GOAL OF THE EXERCISE ▸
Extract the complete listing and output it unchanged.

SUPPLIED DATA ▸
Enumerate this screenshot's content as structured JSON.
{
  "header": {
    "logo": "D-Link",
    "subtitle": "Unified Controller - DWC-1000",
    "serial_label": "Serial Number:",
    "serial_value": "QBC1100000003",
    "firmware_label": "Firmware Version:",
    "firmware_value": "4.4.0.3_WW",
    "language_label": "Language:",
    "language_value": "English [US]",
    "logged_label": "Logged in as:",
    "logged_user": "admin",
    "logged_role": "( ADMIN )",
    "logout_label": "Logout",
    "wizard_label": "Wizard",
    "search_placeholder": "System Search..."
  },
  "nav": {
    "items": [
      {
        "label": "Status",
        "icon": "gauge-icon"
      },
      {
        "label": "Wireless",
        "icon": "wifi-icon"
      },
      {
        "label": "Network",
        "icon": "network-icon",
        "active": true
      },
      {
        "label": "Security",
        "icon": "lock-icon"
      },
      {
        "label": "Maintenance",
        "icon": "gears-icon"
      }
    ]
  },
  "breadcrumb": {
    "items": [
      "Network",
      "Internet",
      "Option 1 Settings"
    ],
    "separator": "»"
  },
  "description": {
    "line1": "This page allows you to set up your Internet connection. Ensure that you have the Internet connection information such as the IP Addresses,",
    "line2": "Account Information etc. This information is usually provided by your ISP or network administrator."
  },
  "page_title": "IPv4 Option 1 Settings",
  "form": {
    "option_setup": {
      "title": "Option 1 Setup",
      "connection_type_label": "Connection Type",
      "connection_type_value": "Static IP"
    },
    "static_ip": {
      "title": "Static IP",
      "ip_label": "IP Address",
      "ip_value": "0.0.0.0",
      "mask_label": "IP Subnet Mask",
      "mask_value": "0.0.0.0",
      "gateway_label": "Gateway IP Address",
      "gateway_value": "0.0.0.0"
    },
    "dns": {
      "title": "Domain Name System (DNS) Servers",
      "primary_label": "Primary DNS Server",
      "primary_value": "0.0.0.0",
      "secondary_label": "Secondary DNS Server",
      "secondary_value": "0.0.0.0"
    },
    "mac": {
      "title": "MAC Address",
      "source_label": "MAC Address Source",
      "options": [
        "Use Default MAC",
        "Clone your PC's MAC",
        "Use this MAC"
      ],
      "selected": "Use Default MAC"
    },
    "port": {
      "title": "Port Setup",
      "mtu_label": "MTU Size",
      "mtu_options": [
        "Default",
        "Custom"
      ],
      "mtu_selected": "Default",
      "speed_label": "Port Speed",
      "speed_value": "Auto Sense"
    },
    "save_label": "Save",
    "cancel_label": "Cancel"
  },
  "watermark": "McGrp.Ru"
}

OUTPUT OF THE TASK ▸
Enumerate this screenshot's content as structured JSON.
{
  "header": {
    "logo": "D-Link",
    "subtitle": "Unified Controller - DWC-1000",
    "serial_label": "Serial Number:",
    "serial_value": "QBC1100000003",
    "firmware_label": "Firmware Version:",
    "firmware_value": "4.4.0.3_WW",
    "language_label": "Language:",
    "language_value": "English [US]",
    "logged_label": "Logged in as:",
    "logged_user": "admin",
    "logged_role": "( ADMIN )",
    "logout_label": "Logout",
    "wizard_label": "Wizard",
    "search_placeholder": "System Search..."
  },
  "nav": {
    "items": [
      {
        "label": "Status",
        "icon": "gauge-icon"
      },
      {
        "label": "Wireless",
        "icon": "wifi-icon"
      },
      {
        "label": "Network",
        "icon": "network-icon",
        "active": true
      },
      {
        "label": "Security",
        "icon": "lock-icon"
      },
      {
        "label": "Maintenance",
        "icon": "gears-icon"
      }
    ]
  },
  "breadcrumb": {
    "items": [
      "Network",
      "Internet",
      "Option 1 Settings"
    ],
    "separator": "»"
  },
  "description": {
    "line1": "This page allows you to set up your Internet connection. Ensure that you have the Internet connection information such as the IP Addresses,",
    "line2": "Account Information etc. This information is usually provided by your ISP or network administrator."
  },
  "page_title": "IPv4 Option 1 Settings",
  "form": {
    "option_setup": {
      "title": "Option 1 Setup",
      "connection_type_label": "Connection Type",
      "connection_type_value": "Static IP"
    },
    "static_ip": {
      "title": "Static IP",
      "ip_label": "IP Address",
      "ip_value": "0.0.0.0",
      "mask_label": "IP Subnet Mask",
      "mask_value": "0.0.0.0",
      "gateway_label": "Gateway IP Address",
      "gateway_value": "0.0.0.0"
    },
    "dns": {
      "title": "Domain Name System (DNS) Servers",
      "primary_label": "Primary DNS Server",
      "primary_value": "0.0.0.0",
      "secondary_label": "Secondary DNS Server",
      "secondary_value": "0.0.0.0"
    },
    "mac": {
      "title": "MAC Address",
      "source_label": "MAC Address Source",
      "options": [
        "Use Default MAC",
        "Clone your PC's MAC",
        "Use this MAC"
      ],
      "selected": "Use Default MAC"
    },
    "port": {
      "title": "Port Setup",
      "mtu_label": "MTU Size",
      "mtu_options": [
        "Default",
        "Custom"
      ],
      "mtu_selected": "Default",
      "speed_label": "Port Speed",
      "speed_value": "Auto Sense"
    },
    "save_label": "Save",
    "cancel_label": "Cancel"
  },
  "watermark": "McGrp.Ru"
}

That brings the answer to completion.